Data tied to figure images

● ● ●

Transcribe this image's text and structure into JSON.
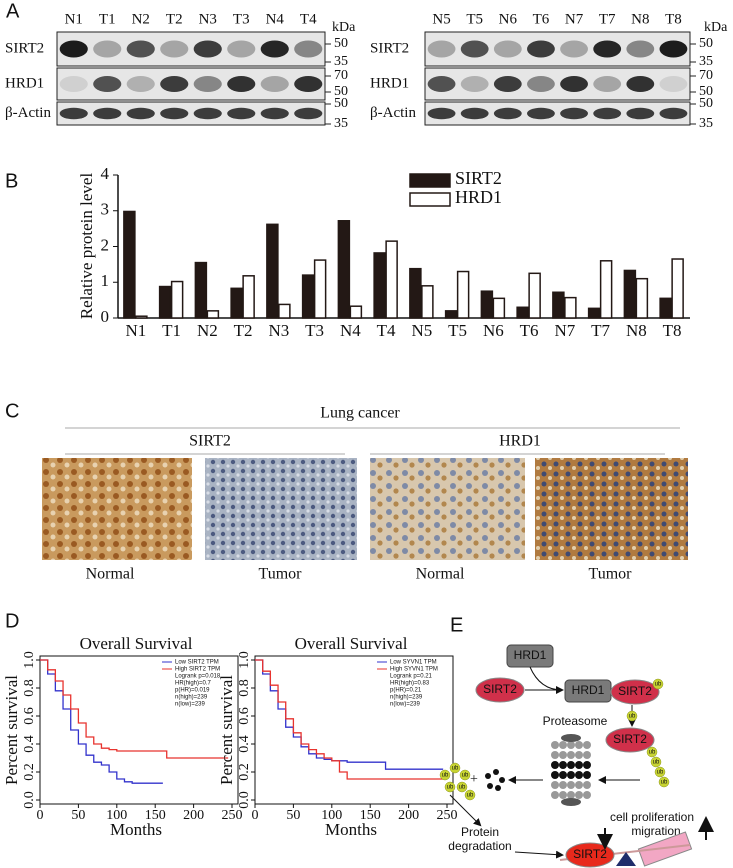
{
  "panel_labels": [
    "A",
    "B",
    "C",
    "D",
    "E"
  ],
  "blots": [
    {
      "lanes": [
        "N1",
        "T1",
        "N2",
        "T2",
        "N3",
        "T3",
        "N4",
        "T4"
      ],
      "rows": [
        "SIRT2",
        "HRD1",
        "β-Actin"
      ],
      "unit": "kDa",
      "markers": [
        "50",
        "35",
        "70",
        "50",
        "50",
        "35"
      ]
    },
    {
      "lanes": [
        "N5",
        "T5",
        "N6",
        "T6",
        "N7",
        "T7",
        "N8",
        "T8"
      ],
      "rows": [
        "SIRT2",
        "HRD1",
        "β-Actin"
      ],
      "unit": "kDa",
      "markers": [
        "50",
        "35",
        "70",
        "50",
        "50",
        "35"
      ]
    }
  ],
  "chart_data": [
    {
      "type": "bar",
      "y_label": "Relative protein level",
      "categories": [
        "N1",
        "T1",
        "N2",
        "T2",
        "N3",
        "T3",
        "N4",
        "T4",
        "N5",
        "T5",
        "N6",
        "T6",
        "N7",
        "T7",
        "N8",
        "T8"
      ],
      "series": [
        {
          "name": "SIRT2",
          "color": "#231815",
          "values": [
            2.98,
            0.88,
            1.55,
            0.83,
            2.62,
            1.2,
            2.72,
            1.82,
            1.38,
            0.2,
            0.75,
            0.3,
            0.72,
            0.27,
            1.33,
            0.55
          ]
        },
        {
          "name": "HRD1",
          "color": "#ffffff",
          "values": [
            0.05,
            1.02,
            0.2,
            1.18,
            0.38,
            1.62,
            0.33,
            2.15,
            0.9,
            1.3,
            0.55,
            1.25,
            0.57,
            1.6,
            1.1,
            1.65
          ]
        }
      ],
      "ylim": [
        0,
        4
      ],
      "yticks": [
        0,
        1,
        2,
        3,
        4
      ],
      "legend": "top"
    },
    {
      "type": "line",
      "title": "Overall Survival",
      "x_label": "Months",
      "y_label": "Percent survival",
      "series": [
        {
          "name": "Low SIRT2 TPM",
          "color": "#3333cc",
          "x": [
            0,
            10,
            20,
            30,
            40,
            50,
            60,
            70,
            80,
            90,
            100,
            110,
            120,
            130,
            150,
            160
          ],
          "values": [
            1,
            0.9,
            0.78,
            0.65,
            0.5,
            0.4,
            0.32,
            0.27,
            0.25,
            0.2,
            0.15,
            0.13,
            0.12,
            0.12,
            0.12,
            0.12
          ]
        },
        {
          "name": "High SIRT2 TPM",
          "color": "#e8332e",
          "x": [
            0,
            10,
            20,
            30,
            40,
            50,
            60,
            70,
            80,
            90,
            100,
            120,
            140,
            165,
            200,
            245
          ],
          "values": [
            1,
            0.93,
            0.85,
            0.75,
            0.65,
            0.55,
            0.45,
            0.4,
            0.37,
            0.36,
            0.35,
            0.35,
            0.35,
            0.3,
            0.3,
            0.3
          ]
        }
      ],
      "annotations": [
        "Logrank p=0.018",
        "HR(high)=0.7",
        "p(HR)=0.019",
        "n(high)=239",
        "n(low)=239"
      ],
      "xlim": [
        0,
        250
      ],
      "xticks": [
        0,
        50,
        100,
        150,
        200,
        250
      ],
      "ylim": [
        0,
        1
      ],
      "yticks": [
        {
          "value": 0,
          "label": "0.0"
        },
        0.2,
        0.4,
        0.6,
        0.8,
        {
          "value": 1,
          "label": "1.0"
        }
      ],
      "legend": "top right"
    },
    {
      "type": "line",
      "title": "Overall Survival",
      "x_label": "Months",
      "y_label": "Percent survival",
      "series": [
        {
          "name": "Low SYVN1 TPM",
          "color": "#3333cc",
          "x": [
            0,
            10,
            20,
            30,
            40,
            50,
            60,
            70,
            80,
            90,
            100,
            120,
            170,
            245
          ],
          "values": [
            1,
            0.9,
            0.78,
            0.65,
            0.52,
            0.45,
            0.38,
            0.33,
            0.3,
            0.29,
            0.28,
            0.27,
            0.22,
            0.22
          ]
        },
        {
          "name": "High SYVN1 TPM",
          "color": "#e8332e",
          "x": [
            0,
            10,
            20,
            30,
            40,
            50,
            60,
            70,
            80,
            90,
            100,
            110,
            120,
            245
          ],
          "values": [
            1,
            0.92,
            0.82,
            0.7,
            0.58,
            0.48,
            0.4,
            0.36,
            0.33,
            0.3,
            0.28,
            0.2,
            0.15,
            0.15
          ]
        }
      ],
      "annotations": [
        "Logrank p=0.21",
        "HR(high)=0.83",
        "p(HR)=0.21",
        "n(high)=239",
        "n(low)=239"
      ],
      "xlim": [
        0,
        250
      ],
      "xticks": [
        0,
        50,
        100,
        150,
        200,
        250
      ],
      "ylim": [
        0,
        1
      ],
      "yticks": [
        {
          "value": 0,
          "label": "0.0"
        },
        0.2,
        0.4,
        0.6,
        0.8,
        {
          "value": 1,
          "label": "1.0"
        }
      ],
      "legend": "top right"
    }
  ],
  "ihc": {
    "title": "Lung cancer",
    "groups": [
      {
        "name": "SIRT2",
        "images": [
          "Normal",
          "Tumor"
        ]
      },
      {
        "name": "HRD1",
        "images": [
          "Normal",
          "Tumor"
        ]
      }
    ]
  },
  "diagram": {
    "hrd1_free": "HRD1",
    "sirt2_free": "SIRT2",
    "hrd1_bound": "HRD1",
    "sirt2_bound": "SIRT2",
    "proteasome": "Proteasome",
    "sirt2_ub": "SIRT2",
    "outcome": [
      "cell proliferation",
      "migration"
    ],
    "degradation": [
      "Protein",
      "degradation"
    ],
    "sirt2_low": "SIRT2",
    "ub_tags": [
      "ub",
      "ub",
      "ub",
      "ub",
      "ub",
      "ub",
      "ub",
      "ub",
      "ub",
      "ub",
      "ub",
      "ub"
    ]
  }
}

● ● ●

> _Activity_:
All the lines above are to be given again exactly as they read, with the pictures removed.

> _Task solution_:
Transcribe this image's text and structure into JSON.
{
  "panel_labels": [
    "A",
    "B",
    "C",
    "D",
    "E"
  ],
  "blots": [
    {
      "lanes": [
        "N1",
        "T1",
        "N2",
        "T2",
        "N3",
        "T3",
        "N4",
        "T4"
      ],
      "rows": [
        "SIRT2",
        "HRD1",
        "β-Actin"
      ],
      "unit": "kDa",
      "markers": [
        "50",
        "35",
        "70",
        "50",
        "50",
        "35"
      ]
    },
    {
      "lanes": [
        "N5",
        "T5",
        "N6",
        "T6",
        "N7",
        "T7",
        "N8",
        "T8"
      ],
      "rows": [
        "SIRT2",
        "HRD1",
        "β-Actin"
      ],
      "unit": "kDa",
      "markers": [
        "50",
        "35",
        "70",
        "50",
        "50",
        "35"
      ]
    }
  ],
  "chart_data": [
    {
      "type": "bar",
      "y_label": "Relative protein level",
      "categories": [
        "N1",
        "T1",
        "N2",
        "T2",
        "N3",
        "T3",
        "N4",
        "T4",
        "N5",
        "T5",
        "N6",
        "T6",
        "N7",
        "T7",
        "N8",
        "T8"
      ],
      "series": [
        {
          "name": "SIRT2",
          "color": "#231815",
          "values": [
            2.98,
            0.88,
            1.55,
            0.83,
            2.62,
            1.2,
            2.72,
            1.82,
            1.38,
            0.2,
            0.75,
            0.3,
            0.72,
            0.27,
            1.33,
            0.55
          ]
        },
        {
          "name": "HRD1",
          "color": "#ffffff",
          "values": [
            0.05,
            1.02,
            0.2,
            1.18,
            0.38,
            1.62,
            0.33,
            2.15,
            0.9,
            1.3,
            0.55,
            1.25,
            0.57,
            1.6,
            1.1,
            1.65
          ]
        }
      ],
      "ylim": [
        0,
        4
      ],
      "yticks": [
        0,
        1,
        2,
        3,
        4
      ],
      "legend": "top"
    },
    {
      "type": "line",
      "title": "Overall Survival",
      "x_label": "Months",
      "y_label": "Percent survival",
      "series": [
        {
          "name": "Low SIRT2 TPM",
          "color": "#3333cc",
          "x": [
            0,
            10,
            20,
            30,
            40,
            50,
            60,
            70,
            80,
            90,
            100,
            110,
            120,
            130,
            150,
            160
          ],
          "values": [
            1,
            0.9,
            0.78,
            0.65,
            0.5,
            0.4,
            0.32,
            0.27,
            0.25,
            0.2,
            0.15,
            0.13,
            0.12,
            0.12,
            0.12,
            0.12
          ]
        },
        {
          "name": "High SIRT2 TPM",
          "color": "#e8332e",
          "x": [
            0,
            10,
            20,
            30,
            40,
            50,
            60,
            70,
            80,
            90,
            100,
            120,
            140,
            165,
            200,
            245
          ],
          "values": [
            1,
            0.93,
            0.85,
            0.75,
            0.65,
            0.55,
            0.45,
            0.4,
            0.37,
            0.36,
            0.35,
            0.35,
            0.35,
            0.3,
            0.3,
            0.3
          ]
        }
      ],
      "annotations": [
        "Logrank p=0.018",
        "HR(high)=0.7",
        "p(HR)=0.019",
        "n(high)=239",
        "n(low)=239"
      ],
      "xlim": [
        0,
        250
      ],
      "xticks": [
        0,
        50,
        100,
        150,
        200,
        250
      ],
      "ylim": [
        0,
        1
      ],
      "yticks": [
        {
          "value": 0,
          "label": "0.0"
        },
        0.2,
        0.4,
        0.6,
        0.8,
        {
          "value": 1,
          "label": "1.0"
        }
      ],
      "legend": "top right"
    },
    {
      "type": "line",
      "title": "Overall Survival",
      "x_label": "Months",
      "y_label": "Percent survival",
      "series": [
        {
          "name": "Low SYVN1 TPM",
          "color": "#3333cc",
          "x": [
            0,
            10,
            20,
            30,
            40,
            50,
            60,
            70,
            80,
            90,
            100,
            120,
            170,
            245
          ],
          "values": [
            1,
            0.9,
            0.78,
            0.65,
            0.52,
            0.45,
            0.38,
            0.33,
            0.3,
            0.29,
            0.28,
            0.27,
            0.22,
            0.22
          ]
        },
        {
          "name": "High SYVN1 TPM",
          "color": "#e8332e",
          "x": [
            0,
            10,
            20,
            30,
            40,
            50,
            60,
            70,
            80,
            90,
            100,
            110,
            120,
            245
          ],
          "values": [
            1,
            0.92,
            0.82,
            0.7,
            0.58,
            0.48,
            0.4,
            0.36,
            0.33,
            0.3,
            0.28,
            0.2,
            0.15,
            0.15
          ]
        }
      ],
      "annotations": [
        "Logrank p=0.21",
        "HR(high)=0.83",
        "p(HR)=0.21",
        "n(high)=239",
        "n(low)=239"
      ],
      "xlim": [
        0,
        250
      ],
      "xticks": [
        0,
        50,
        100,
        150,
        200,
        250
      ],
      "ylim": [
        0,
        1
      ],
      "yticks": [
        {
          "value": 0,
          "label": "0.0"
        },
        0.2,
        0.4,
        0.6,
        0.8,
        {
          "value": 1,
          "label": "1.0"
        }
      ],
      "legend": "top right"
    }
  ],
  "ihc": {
    "title": "Lung cancer",
    "groups": [
      {
        "name": "SIRT2",
        "images": [
          "Normal",
          "Tumor"
        ]
      },
      {
        "name": "HRD1",
        "images": [
          "Normal",
          "Tumor"
        ]
      }
    ]
  },
  "diagram": {
    "hrd1_free": "HRD1",
    "sirt2_free": "SIRT2",
    "hrd1_bound": "HRD1",
    "sirt2_bound": "SIRT2",
    "proteasome": "Proteasome",
    "sirt2_ub": "SIRT2",
    "outcome": [
      "cell proliferation",
      "migration"
    ],
    "degradation": [
      "Protein",
      "degradation"
    ],
    "sirt2_low": "SIRT2",
    "ub_tags": [
      "ub",
      "ub",
      "ub",
      "ub",
      "ub",
      "ub",
      "ub",
      "ub",
      "ub",
      "ub",
      "ub",
      "ub"
    ]
  }
}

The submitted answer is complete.